**Required work**
For this exercise, repeat all of the material verbatim apart from its images.

--- --- ---

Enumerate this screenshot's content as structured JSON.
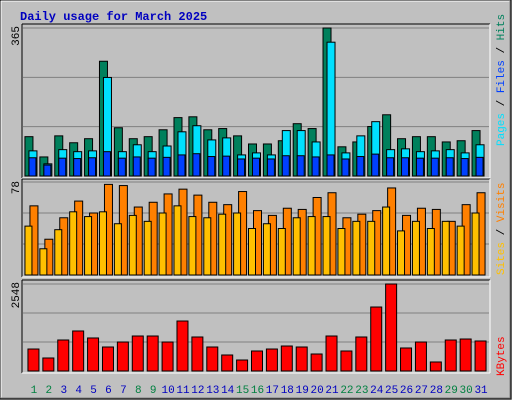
{
  "chart_data": [
    {
      "type": "bar",
      "title": "Daily usage for March 2025",
      "legend_separator": " / ",
      "ylim": [
        0,
        365
      ],
      "yticks": [
        365
      ],
      "grid": true,
      "series": [
        {
          "name": "Pages",
          "color": "#00e0ff",
          "values": [
            62,
            30,
            65,
            60,
            62,
            243,
            60,
            77,
            60,
            74,
            109,
            124,
            89,
            94,
            52,
            57,
            52,
            112,
            112,
            84,
            330,
            57,
            99,
            134,
            65,
            67,
            60,
            62,
            65,
            57,
            77
          ]
        },
        {
          "name": "Files",
          "color": "#0040ff",
          "values": [
            45,
            27,
            44,
            43,
            45,
            60,
            44,
            47,
            44,
            46,
            52,
            55,
            48,
            49,
            42,
            44,
            42,
            50,
            50,
            47,
            52,
            42,
            48,
            54,
            45,
            45,
            44,
            44,
            45,
            43,
            46
          ]
        },
        {
          "name": "Hits",
          "color": "#00805c",
          "values": [
            97,
            47,
            99,
            82,
            92,
            283,
            119,
            92,
            97,
            114,
            144,
            146,
            114,
            117,
            99,
            79,
            79,
            87,
            129,
            117,
            365,
            72,
            84,
            122,
            151,
            92,
            97,
            97,
            84,
            87,
            112
          ]
        }
      ]
    },
    {
      "type": "bar",
      "legend_separator": " / ",
      "ylim": [
        0,
        78
      ],
      "yticks": [
        78
      ],
      "grid": true,
      "series": [
        {
          "name": "Sites",
          "color": "#ffc000",
          "values": [
            41,
            22,
            38,
            53,
            49,
            53,
            43,
            50,
            45,
            52,
            58,
            49,
            48,
            51,
            52,
            39,
            43,
            39,
            48,
            49,
            49,
            39,
            45,
            45,
            57,
            37,
            45,
            39,
            45,
            41,
            52
          ]
        },
        {
          "name": "Visits",
          "color": "#ff8000",
          "values": [
            58,
            30,
            48,
            62,
            52,
            76,
            75,
            57,
            61,
            68,
            72,
            67,
            61,
            59,
            70,
            54,
            50,
            56,
            55,
            65,
            69,
            48,
            51,
            54,
            73,
            50,
            56,
            55,
            45,
            59,
            69
          ]
        }
      ]
    },
    {
      "type": "bar",
      "ylim": [
        0,
        2548
      ],
      "yticks": [
        2548
      ],
      "grid": true,
      "categories": [
        "1",
        "2",
        "3",
        "4",
        "5",
        "6",
        "7",
        "8",
        "9",
        "10",
        "11",
        "12",
        "13",
        "14",
        "15",
        "16",
        "17",
        "18",
        "19",
        "20",
        "21",
        "22",
        "23",
        "24",
        "25",
        "26",
        "27",
        "28",
        "29",
        "30",
        "31"
      ],
      "category_colors": [
        "#008040",
        "#008040",
        "#0000c0",
        "#0000c0",
        "#0000c0",
        "#0000c0",
        "#0000c0",
        "#008040",
        "#008040",
        "#0000c0",
        "#0000c0",
        "#0000c0",
        "#0000c0",
        "#0000c0",
        "#008040",
        "#008040",
        "#0000c0",
        "#0000c0",
        "#0000c0",
        "#0000c0",
        "#0000c0",
        "#008040",
        "#008040",
        "#0000c0",
        "#0000c0",
        "#0000c0",
        "#0000c0",
        "#0000c0",
        "#008040",
        "#008040",
        "#0000c0"
      ],
      "series": [
        {
          "name": "KBytes",
          "color": "#ff0000",
          "values": [
            644,
            381,
            908,
            1172,
            967,
            703,
            849,
            1025,
            1025,
            849,
            1464,
            996,
            703,
            469,
            322,
            586,
            644,
            732,
            703,
            498,
            1025,
            586,
            996,
            1874,
            2548,
            674,
            849,
            264,
            908,
            937,
            879
          ]
        }
      ]
    }
  ]
}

--- --- ---

**Response**
Enumerate this screenshot's content as structured JSON.
{
  "chart_data": [
    {
      "type": "bar",
      "title": "Daily usage for March 2025",
      "legend_separator": " / ",
      "ylim": [
        0,
        365
      ],
      "yticks": [
        365
      ],
      "grid": true,
      "series": [
        {
          "name": "Pages",
          "color": "#00e0ff",
          "values": [
            62,
            30,
            65,
            60,
            62,
            243,
            60,
            77,
            60,
            74,
            109,
            124,
            89,
            94,
            52,
            57,
            52,
            112,
            112,
            84,
            330,
            57,
            99,
            134,
            65,
            67,
            60,
            62,
            65,
            57,
            77
          ]
        },
        {
          "name": "Files",
          "color": "#0040ff",
          "values": [
            45,
            27,
            44,
            43,
            45,
            60,
            44,
            47,
            44,
            46,
            52,
            55,
            48,
            49,
            42,
            44,
            42,
            50,
            50,
            47,
            52,
            42,
            48,
            54,
            45,
            45,
            44,
            44,
            45,
            43,
            46
          ]
        },
        {
          "name": "Hits",
          "color": "#00805c",
          "values": [
            97,
            47,
            99,
            82,
            92,
            283,
            119,
            92,
            97,
            114,
            144,
            146,
            114,
            117,
            99,
            79,
            79,
            87,
            129,
            117,
            365,
            72,
            84,
            122,
            151,
            92,
            97,
            97,
            84,
            87,
            112
          ]
        }
      ]
    },
    {
      "type": "bar",
      "legend_separator": " / ",
      "ylim": [
        0,
        78
      ],
      "yticks": [
        78
      ],
      "grid": true,
      "series": [
        {
          "name": "Sites",
          "color": "#ffc000",
          "values": [
            41,
            22,
            38,
            53,
            49,
            53,
            43,
            50,
            45,
            52,
            58,
            49,
            48,
            51,
            52,
            39,
            43,
            39,
            48,
            49,
            49,
            39,
            45,
            45,
            57,
            37,
            45,
            39,
            45,
            41,
            52
          ]
        },
        {
          "name": "Visits",
          "color": "#ff8000",
          "values": [
            58,
            30,
            48,
            62,
            52,
            76,
            75,
            57,
            61,
            68,
            72,
            67,
            61,
            59,
            70,
            54,
            50,
            56,
            55,
            65,
            69,
            48,
            51,
            54,
            73,
            50,
            56,
            55,
            45,
            59,
            69
          ]
        }
      ]
    },
    {
      "type": "bar",
      "ylim": [
        0,
        2548
      ],
      "yticks": [
        2548
      ],
      "grid": true,
      "categories": [
        "1",
        "2",
        "3",
        "4",
        "5",
        "6",
        "7",
        "8",
        "9",
        "10",
        "11",
        "12",
        "13",
        "14",
        "15",
        "16",
        "17",
        "18",
        "19",
        "20",
        "21",
        "22",
        "23",
        "24",
        "25",
        "26",
        "27",
        "28",
        "29",
        "30",
        "31"
      ],
      "category_colors": [
        "#008040",
        "#008040",
        "#0000c0",
        "#0000c0",
        "#0000c0",
        "#0000c0",
        "#0000c0",
        "#008040",
        "#008040",
        "#0000c0",
        "#0000c0",
        "#0000c0",
        "#0000c0",
        "#0000c0",
        "#008040",
        "#008040",
        "#0000c0",
        "#0000c0",
        "#0000c0",
        "#0000c0",
        "#0000c0",
        "#008040",
        "#008040",
        "#0000c0",
        "#0000c0",
        "#0000c0",
        "#0000c0",
        "#0000c0",
        "#008040",
        "#008040",
        "#0000c0"
      ],
      "series": [
        {
          "name": "KBytes",
          "color": "#ff0000",
          "values": [
            644,
            381,
            908,
            1172,
            967,
            703,
            849,
            1025,
            1025,
            849,
            1464,
            996,
            703,
            469,
            322,
            586,
            644,
            732,
            703,
            498,
            1025,
            586,
            996,
            1874,
            2548,
            674,
            849,
            264,
            908,
            937,
            879
          ]
        }
      ]
    }
  ]
}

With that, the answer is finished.